# [Instruction]
Everything in the listing should be restated word for word.

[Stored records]
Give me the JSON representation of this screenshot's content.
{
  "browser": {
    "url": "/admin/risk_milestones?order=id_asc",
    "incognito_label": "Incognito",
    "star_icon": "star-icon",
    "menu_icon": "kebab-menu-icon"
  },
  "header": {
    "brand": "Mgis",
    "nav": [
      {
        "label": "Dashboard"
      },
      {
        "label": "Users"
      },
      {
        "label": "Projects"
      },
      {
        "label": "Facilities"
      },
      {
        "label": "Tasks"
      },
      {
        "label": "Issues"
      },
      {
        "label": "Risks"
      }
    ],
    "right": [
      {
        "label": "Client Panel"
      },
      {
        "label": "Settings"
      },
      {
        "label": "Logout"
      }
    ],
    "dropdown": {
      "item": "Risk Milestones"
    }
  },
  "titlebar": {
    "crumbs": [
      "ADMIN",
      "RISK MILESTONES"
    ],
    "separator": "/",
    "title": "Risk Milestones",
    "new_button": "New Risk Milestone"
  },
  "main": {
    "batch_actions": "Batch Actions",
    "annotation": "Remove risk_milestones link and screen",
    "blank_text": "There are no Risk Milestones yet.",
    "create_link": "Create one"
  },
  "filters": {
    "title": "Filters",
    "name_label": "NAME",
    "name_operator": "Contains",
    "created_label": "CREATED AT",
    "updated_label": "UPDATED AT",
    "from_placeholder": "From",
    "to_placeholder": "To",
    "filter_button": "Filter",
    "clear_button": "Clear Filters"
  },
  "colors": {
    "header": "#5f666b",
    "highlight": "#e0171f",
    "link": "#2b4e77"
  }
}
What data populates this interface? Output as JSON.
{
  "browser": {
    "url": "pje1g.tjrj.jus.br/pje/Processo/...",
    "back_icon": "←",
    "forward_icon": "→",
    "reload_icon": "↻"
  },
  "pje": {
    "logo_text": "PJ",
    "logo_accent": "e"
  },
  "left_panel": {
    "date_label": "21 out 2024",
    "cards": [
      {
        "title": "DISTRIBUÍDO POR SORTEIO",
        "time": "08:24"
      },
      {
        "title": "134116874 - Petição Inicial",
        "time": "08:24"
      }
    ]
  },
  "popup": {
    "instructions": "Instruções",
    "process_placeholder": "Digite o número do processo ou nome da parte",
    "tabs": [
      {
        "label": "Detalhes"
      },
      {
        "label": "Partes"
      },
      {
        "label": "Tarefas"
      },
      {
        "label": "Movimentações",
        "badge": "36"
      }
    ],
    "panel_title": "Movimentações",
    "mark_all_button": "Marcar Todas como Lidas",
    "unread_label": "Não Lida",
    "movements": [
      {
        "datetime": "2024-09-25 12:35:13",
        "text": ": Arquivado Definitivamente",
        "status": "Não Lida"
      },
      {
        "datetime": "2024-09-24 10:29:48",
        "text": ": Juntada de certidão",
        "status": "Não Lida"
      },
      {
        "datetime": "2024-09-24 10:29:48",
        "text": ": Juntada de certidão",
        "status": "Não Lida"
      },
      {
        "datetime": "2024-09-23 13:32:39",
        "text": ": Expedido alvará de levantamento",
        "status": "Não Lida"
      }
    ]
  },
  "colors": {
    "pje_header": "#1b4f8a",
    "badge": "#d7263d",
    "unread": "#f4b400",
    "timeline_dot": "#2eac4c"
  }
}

# [Reply]
Give me the JSON representation of this screenshot's content.
{
  "browser": {
    "url": "/admin/risk_milestones?order=id_asc",
    "incognito_label": "Incognito",
    "star_icon": "star-icon",
    "menu_icon": "kebab-menu-icon"
  },
  "header": {
    "brand": "Mgis",
    "nav": [
      {
        "label": "Dashboard"
      },
      {
        "label": "Users"
      },
      {
        "label": "Projects"
      },
      {
        "label": "Facilities"
      },
      {
        "label": "Tasks"
      },
      {
        "label": "Issues"
      },
      {
        "label": "Risks"
      }
    ],
    "right": [
      {
        "label": "Client Panel"
      },
      {
        "label": "Settings"
      },
      {
        "label": "Logout"
      }
    ],
    "dropdown": {
      "item": "Risk Milestones"
    }
  },
  "titlebar": {
    "crumbs": [
      "ADMIN",
      "RISK MILESTONES"
    ],
    "separator": "/",
    "title": "Risk Milestones",
    "new_button": "New Risk Milestone"
  },
  "main": {
    "batch_actions": "Batch Actions",
    "annotation": "Remove risk_milestones link and screen",
    "blank_text": "There are no Risk Milestones yet.",
    "create_link": "Create one"
  },
  "filters": {
    "title": "Filters",
    "name_label": "NAME",
    "name_operator": "Contains",
    "created_label": "CREATED AT",
    "updated_label": "UPDATED AT",
    "from_placeholder": "From",
    "to_placeholder": "To",
    "filter_button": "Filter",
    "clear_button": "Clear Filters"
  },
  "colors": {
    "header": "#5f666b",
    "highlight": "#e0171f",
    "link": "#2b4e77"
  }
}
What data populates this interface? Output as JSON.
{
  "browser": {
    "url": "pje1g.tjrj.jus.br/pje/Processo/...",
    "back_icon": "←",
    "forward_icon": "→",
    "reload_icon": "↻"
  },
  "pje": {
    "logo_text": "PJ",
    "logo_accent": "e"
  },
  "left_panel": {
    "date_label": "21 out 2024",
    "cards": [
      {
        "title": "DISTRIBUÍDO POR SORTEIO",
        "time": "08:24"
      },
      {
        "title": "134116874 - Petição Inicial",
        "time": "08:24"
      }
    ]
  },
  "popup": {
    "instructions": "Instruções",
    "process_placeholder": "Digite o número do processo ou nome da parte",
    "tabs": [
      {
        "label": "Detalhes"
      },
      {
        "label": "Partes"
      },
      {
        "label": "Tarefas"
      },
      {
        "label": "Movimentações",
        "badge": "36"
      }
    ],
    "panel_title": "Movimentações",
    "mark_all_button": "Marcar Todas como Lidas",
    "unread_label": "Não Lida",
    "movements": [
      {
        "datetime": "2024-09-25 12:35:13",
        "text": ": Arquivado Definitivamente",
        "status": "Não Lida"
      },
      {
        "datetime": "2024-09-24 10:29:48",
        "text": ": Juntada de certidão",
        "status": "Não Lida"
      },
      {
        "datetime": "2024-09-24 10:29:48",
        "text": ": Juntada de certidão",
        "status": "Não Lida"
      },
      {
        "datetime": "2024-09-23 13:32:39",
        "text": ": Expedido alvará de levantamento",
        "status": "Não Lida"
      }
    ]
  },
  "colors": {
    "pje_header": "#1b4f8a",
    "badge": "#d7263d",
    "unread": "#f4b400",
    "timeline_dot": "#2eac4c"
  }
}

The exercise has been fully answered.